◆ WHAT YOU HAVE TO DO
The excerpt below on competition law in Tanzania describes the effects on competition that bring mergers and acquisitions under the FCC's control. List every one of those effects.

◆ DOCUMENT EXCERPT

╭──

By Edward Kateka (Advocate of the High Court of Tanzania)

Introduction

Competition law in Tanzania is governed by The Fair Competition Act No. 8 (FCA), which came into being in 2003 and established the Fair Competition Commission (FCC), a government body tasked with implementing competition law. Both the FCA and FCC work together to promote and protect effective competition in trade and commerce and to protect consumers from unfair and misleading market practice. A merger is considered illegal if it creates or strengthens a position of supremacy in the market. The control of mergers and acquisitions play an important role in ensuring that markets in different sectors of the economy remain competitive.

The FCC is mandated to control mergers and acquisitions that have the effects of significantly preventing, restraining and distorting competition in relevant markets. This guarantees that markets in different sectors of the economy stay competitive. Once there is an impact in Tanzania of a business/asset as a result of a merger, then notification of the FCC is required, provided it meets the threshold, which shall be discussed in more detail below. The FCC automatically acquires jurisdiction of any slight change above the specific threshold met.

╰──

◆ DATA RECORDS
╭──

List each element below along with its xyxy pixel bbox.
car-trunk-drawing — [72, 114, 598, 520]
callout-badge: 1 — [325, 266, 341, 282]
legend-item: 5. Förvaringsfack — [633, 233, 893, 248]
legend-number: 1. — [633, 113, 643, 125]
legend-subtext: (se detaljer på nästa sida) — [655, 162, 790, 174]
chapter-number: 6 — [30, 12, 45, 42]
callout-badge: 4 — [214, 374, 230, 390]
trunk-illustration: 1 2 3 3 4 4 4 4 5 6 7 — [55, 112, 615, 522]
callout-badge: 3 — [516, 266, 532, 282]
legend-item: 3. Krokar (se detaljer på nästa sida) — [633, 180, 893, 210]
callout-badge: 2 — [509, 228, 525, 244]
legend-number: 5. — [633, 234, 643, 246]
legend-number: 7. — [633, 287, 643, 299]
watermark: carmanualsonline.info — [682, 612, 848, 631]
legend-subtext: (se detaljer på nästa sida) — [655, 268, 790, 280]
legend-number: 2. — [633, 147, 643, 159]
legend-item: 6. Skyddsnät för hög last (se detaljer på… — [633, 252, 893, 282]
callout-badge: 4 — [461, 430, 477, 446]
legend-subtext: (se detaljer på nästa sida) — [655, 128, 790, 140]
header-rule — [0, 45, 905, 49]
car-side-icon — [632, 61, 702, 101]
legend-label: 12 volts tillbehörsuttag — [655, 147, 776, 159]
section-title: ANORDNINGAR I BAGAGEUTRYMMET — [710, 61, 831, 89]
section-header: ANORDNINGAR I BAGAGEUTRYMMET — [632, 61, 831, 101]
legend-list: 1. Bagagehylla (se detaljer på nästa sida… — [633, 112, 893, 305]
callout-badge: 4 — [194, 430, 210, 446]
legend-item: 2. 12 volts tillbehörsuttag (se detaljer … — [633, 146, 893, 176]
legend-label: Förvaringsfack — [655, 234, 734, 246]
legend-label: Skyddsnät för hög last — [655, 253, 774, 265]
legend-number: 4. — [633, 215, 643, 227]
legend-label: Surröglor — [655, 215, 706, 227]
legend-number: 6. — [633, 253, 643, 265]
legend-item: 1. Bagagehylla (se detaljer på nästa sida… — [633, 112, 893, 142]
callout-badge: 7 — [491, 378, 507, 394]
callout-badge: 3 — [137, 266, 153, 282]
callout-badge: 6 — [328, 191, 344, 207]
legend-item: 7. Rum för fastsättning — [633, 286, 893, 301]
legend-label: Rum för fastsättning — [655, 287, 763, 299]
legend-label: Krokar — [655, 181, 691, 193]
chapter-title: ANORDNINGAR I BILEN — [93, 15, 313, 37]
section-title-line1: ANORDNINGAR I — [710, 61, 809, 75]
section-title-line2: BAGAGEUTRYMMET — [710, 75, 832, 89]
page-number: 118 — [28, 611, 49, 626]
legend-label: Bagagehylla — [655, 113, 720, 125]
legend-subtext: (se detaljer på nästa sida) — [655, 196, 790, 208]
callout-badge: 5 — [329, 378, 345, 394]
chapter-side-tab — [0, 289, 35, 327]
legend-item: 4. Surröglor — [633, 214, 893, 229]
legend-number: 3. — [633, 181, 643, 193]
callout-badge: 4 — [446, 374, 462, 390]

╰──

◆ IN RESPONSE
- Significantly preventing competition in relevant markets
- Significantly restraining competition in relevant markets
- Significantly distorting competition in relevant markets